— Problem statement —
Locate all lines with the word "badge". Copy them.

— Records provided —
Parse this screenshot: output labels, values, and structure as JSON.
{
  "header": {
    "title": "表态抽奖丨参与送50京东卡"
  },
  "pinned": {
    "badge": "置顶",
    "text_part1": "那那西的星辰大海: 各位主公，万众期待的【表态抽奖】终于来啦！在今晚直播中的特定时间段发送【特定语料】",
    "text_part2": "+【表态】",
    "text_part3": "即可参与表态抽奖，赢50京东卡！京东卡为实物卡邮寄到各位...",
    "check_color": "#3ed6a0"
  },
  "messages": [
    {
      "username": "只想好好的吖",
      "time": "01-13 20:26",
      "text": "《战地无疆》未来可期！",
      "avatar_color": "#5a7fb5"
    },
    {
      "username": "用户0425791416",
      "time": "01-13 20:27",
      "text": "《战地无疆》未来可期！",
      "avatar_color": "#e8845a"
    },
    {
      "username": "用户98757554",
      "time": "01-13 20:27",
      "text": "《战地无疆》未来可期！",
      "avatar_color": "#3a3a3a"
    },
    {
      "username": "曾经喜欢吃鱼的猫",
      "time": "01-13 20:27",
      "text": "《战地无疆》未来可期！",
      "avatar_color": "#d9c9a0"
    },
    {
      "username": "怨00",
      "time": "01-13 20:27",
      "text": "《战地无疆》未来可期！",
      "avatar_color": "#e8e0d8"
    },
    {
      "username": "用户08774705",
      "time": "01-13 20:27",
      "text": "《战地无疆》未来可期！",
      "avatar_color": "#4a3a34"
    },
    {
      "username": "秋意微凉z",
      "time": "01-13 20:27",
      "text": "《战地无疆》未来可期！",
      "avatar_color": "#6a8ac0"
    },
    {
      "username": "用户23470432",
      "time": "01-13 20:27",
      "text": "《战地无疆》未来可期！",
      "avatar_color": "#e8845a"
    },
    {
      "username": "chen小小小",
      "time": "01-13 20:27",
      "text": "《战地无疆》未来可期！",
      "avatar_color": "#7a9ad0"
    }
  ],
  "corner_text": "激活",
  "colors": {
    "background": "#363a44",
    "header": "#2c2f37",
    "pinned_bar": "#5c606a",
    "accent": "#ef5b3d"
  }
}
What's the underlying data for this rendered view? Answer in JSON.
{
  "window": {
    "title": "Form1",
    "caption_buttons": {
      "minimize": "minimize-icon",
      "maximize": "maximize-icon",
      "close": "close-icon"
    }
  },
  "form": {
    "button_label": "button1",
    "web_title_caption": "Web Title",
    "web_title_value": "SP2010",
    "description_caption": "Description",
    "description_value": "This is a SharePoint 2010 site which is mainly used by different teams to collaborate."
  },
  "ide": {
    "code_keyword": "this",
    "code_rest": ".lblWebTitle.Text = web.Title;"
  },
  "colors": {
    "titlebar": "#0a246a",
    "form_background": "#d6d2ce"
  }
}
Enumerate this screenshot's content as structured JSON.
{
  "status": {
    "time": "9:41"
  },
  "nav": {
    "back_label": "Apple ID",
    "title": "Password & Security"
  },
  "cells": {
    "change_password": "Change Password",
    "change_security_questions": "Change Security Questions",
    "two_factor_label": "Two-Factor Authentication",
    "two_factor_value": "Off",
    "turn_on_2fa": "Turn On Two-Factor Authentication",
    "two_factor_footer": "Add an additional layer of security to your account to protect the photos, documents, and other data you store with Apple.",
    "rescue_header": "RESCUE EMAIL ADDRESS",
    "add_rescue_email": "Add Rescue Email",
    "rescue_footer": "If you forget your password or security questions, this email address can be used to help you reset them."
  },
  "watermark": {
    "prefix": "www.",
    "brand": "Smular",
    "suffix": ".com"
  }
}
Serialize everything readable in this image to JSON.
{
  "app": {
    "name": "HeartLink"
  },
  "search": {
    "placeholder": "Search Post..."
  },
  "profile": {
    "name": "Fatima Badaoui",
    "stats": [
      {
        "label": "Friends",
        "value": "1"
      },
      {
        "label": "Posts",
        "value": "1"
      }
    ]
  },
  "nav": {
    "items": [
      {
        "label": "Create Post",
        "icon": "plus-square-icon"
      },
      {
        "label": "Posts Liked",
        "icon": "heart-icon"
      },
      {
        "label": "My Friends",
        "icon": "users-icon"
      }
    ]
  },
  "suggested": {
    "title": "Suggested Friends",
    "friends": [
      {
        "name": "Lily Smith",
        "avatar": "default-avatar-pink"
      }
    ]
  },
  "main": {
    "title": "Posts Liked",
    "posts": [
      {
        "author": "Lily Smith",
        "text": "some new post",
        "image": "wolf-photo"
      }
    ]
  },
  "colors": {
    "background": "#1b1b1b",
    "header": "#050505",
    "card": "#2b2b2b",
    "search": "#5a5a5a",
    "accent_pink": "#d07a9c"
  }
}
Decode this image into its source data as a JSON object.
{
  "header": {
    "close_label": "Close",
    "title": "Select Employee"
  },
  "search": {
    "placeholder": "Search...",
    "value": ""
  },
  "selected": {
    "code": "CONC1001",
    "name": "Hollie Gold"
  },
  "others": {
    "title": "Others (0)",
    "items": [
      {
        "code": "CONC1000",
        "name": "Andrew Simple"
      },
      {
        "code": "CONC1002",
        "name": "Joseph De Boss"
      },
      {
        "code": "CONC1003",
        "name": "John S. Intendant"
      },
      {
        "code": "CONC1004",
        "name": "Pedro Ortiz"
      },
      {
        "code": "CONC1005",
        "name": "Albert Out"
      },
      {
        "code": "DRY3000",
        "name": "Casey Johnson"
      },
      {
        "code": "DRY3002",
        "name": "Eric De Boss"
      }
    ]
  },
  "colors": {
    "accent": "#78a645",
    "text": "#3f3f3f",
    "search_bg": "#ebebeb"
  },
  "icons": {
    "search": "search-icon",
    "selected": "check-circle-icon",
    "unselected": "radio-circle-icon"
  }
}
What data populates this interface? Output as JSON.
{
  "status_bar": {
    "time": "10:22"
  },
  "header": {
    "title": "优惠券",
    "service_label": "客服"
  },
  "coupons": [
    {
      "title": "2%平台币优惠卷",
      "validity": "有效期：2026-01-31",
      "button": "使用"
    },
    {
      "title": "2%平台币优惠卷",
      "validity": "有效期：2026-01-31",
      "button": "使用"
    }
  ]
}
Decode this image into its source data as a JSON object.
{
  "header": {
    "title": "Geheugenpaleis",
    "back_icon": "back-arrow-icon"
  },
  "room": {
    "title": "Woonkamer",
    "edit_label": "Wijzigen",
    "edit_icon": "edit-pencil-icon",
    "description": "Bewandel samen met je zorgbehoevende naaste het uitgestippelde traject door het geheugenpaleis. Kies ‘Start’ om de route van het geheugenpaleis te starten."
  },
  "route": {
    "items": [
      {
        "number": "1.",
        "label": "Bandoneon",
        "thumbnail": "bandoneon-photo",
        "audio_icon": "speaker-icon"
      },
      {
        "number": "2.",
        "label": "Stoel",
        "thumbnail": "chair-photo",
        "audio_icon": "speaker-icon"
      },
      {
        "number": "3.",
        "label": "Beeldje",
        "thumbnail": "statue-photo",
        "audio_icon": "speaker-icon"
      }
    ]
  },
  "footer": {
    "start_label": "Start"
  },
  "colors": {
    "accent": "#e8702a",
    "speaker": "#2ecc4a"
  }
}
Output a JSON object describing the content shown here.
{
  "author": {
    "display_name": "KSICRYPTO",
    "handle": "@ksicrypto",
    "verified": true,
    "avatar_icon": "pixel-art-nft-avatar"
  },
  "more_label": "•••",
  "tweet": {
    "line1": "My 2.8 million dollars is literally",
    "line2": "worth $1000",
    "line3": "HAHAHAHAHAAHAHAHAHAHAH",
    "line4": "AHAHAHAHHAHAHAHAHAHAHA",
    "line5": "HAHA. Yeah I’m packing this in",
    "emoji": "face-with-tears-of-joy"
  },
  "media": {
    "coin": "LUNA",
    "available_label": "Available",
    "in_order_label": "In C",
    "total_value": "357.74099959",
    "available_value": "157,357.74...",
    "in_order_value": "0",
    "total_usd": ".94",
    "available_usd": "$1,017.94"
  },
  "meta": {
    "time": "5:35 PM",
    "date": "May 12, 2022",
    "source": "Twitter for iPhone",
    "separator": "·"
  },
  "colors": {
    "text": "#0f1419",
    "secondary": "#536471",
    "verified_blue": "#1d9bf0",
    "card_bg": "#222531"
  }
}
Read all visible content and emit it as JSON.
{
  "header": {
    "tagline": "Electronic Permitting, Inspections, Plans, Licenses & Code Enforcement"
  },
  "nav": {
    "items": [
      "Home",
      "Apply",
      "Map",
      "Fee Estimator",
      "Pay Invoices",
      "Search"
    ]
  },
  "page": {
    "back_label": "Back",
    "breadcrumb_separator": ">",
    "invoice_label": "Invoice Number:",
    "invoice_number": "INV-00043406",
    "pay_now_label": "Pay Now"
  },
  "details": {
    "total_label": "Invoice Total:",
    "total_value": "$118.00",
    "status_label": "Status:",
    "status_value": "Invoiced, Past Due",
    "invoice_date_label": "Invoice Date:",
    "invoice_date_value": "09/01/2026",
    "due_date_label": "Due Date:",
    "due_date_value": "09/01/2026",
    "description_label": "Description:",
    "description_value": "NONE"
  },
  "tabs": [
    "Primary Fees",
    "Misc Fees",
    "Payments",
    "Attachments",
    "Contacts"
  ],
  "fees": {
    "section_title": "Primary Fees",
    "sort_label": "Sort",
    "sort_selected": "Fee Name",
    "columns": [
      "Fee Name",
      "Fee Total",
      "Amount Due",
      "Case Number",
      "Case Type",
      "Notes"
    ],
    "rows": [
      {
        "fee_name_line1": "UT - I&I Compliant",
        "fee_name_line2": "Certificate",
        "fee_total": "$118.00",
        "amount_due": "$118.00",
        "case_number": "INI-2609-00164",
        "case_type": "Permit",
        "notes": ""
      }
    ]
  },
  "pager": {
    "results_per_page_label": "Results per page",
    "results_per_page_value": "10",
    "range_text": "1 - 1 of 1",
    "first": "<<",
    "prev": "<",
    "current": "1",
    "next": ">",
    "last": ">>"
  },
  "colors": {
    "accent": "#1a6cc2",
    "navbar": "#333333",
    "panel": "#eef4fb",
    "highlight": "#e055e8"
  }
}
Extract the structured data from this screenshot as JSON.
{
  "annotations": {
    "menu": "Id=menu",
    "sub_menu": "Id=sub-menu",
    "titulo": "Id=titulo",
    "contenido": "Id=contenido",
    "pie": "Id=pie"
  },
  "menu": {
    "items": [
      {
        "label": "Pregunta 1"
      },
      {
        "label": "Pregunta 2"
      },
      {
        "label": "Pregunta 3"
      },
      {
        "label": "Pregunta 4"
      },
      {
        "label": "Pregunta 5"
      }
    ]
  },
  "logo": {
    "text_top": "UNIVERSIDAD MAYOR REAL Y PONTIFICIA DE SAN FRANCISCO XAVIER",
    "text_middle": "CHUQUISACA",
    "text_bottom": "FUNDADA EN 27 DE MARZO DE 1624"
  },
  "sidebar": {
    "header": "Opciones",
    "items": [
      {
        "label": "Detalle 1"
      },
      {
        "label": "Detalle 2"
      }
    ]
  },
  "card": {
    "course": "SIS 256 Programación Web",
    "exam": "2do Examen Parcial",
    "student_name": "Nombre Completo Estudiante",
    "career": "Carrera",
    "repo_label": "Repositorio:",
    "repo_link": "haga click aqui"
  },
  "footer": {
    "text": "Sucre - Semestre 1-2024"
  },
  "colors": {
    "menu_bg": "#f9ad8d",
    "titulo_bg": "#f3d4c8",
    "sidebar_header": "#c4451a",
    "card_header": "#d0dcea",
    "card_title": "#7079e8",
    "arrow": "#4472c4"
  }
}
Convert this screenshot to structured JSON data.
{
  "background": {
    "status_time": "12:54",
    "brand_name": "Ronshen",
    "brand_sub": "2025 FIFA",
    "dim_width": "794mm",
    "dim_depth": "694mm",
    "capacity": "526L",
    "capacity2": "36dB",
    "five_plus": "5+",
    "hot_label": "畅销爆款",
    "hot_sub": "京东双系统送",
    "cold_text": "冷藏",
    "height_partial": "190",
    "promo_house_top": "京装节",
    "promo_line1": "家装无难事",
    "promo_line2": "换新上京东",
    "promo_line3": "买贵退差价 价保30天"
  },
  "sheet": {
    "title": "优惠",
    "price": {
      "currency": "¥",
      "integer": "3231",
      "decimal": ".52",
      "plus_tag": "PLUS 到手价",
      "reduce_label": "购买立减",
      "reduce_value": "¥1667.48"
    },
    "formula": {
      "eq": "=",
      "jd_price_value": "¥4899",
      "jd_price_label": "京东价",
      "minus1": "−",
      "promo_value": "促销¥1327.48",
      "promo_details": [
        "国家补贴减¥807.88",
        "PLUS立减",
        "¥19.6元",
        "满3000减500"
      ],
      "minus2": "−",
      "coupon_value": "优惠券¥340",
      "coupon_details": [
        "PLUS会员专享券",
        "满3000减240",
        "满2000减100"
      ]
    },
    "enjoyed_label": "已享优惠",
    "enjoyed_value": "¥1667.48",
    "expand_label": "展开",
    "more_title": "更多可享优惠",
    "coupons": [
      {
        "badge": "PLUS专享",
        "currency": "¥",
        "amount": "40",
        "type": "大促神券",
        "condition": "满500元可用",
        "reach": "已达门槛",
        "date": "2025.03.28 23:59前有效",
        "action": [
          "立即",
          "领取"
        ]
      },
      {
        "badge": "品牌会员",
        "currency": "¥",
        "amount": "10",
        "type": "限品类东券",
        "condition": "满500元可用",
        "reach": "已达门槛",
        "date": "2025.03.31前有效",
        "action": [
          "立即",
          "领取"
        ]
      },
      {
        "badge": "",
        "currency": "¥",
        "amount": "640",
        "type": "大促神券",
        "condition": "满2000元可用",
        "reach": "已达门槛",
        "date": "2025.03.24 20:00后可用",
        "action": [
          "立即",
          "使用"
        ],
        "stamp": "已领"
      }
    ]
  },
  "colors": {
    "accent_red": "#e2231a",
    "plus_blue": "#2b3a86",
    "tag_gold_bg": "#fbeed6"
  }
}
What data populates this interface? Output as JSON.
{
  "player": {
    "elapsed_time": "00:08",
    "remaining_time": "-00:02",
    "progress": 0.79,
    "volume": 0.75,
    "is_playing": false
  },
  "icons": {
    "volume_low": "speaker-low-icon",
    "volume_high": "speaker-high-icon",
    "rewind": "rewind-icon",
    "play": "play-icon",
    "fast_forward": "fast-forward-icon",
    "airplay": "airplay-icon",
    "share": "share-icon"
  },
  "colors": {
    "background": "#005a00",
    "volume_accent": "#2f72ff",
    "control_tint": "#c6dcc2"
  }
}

— Problem solution —
    "badge": "置顶",
        "badge": "PLUS专享",
        "badge": "品牌会员",
        "badge": "",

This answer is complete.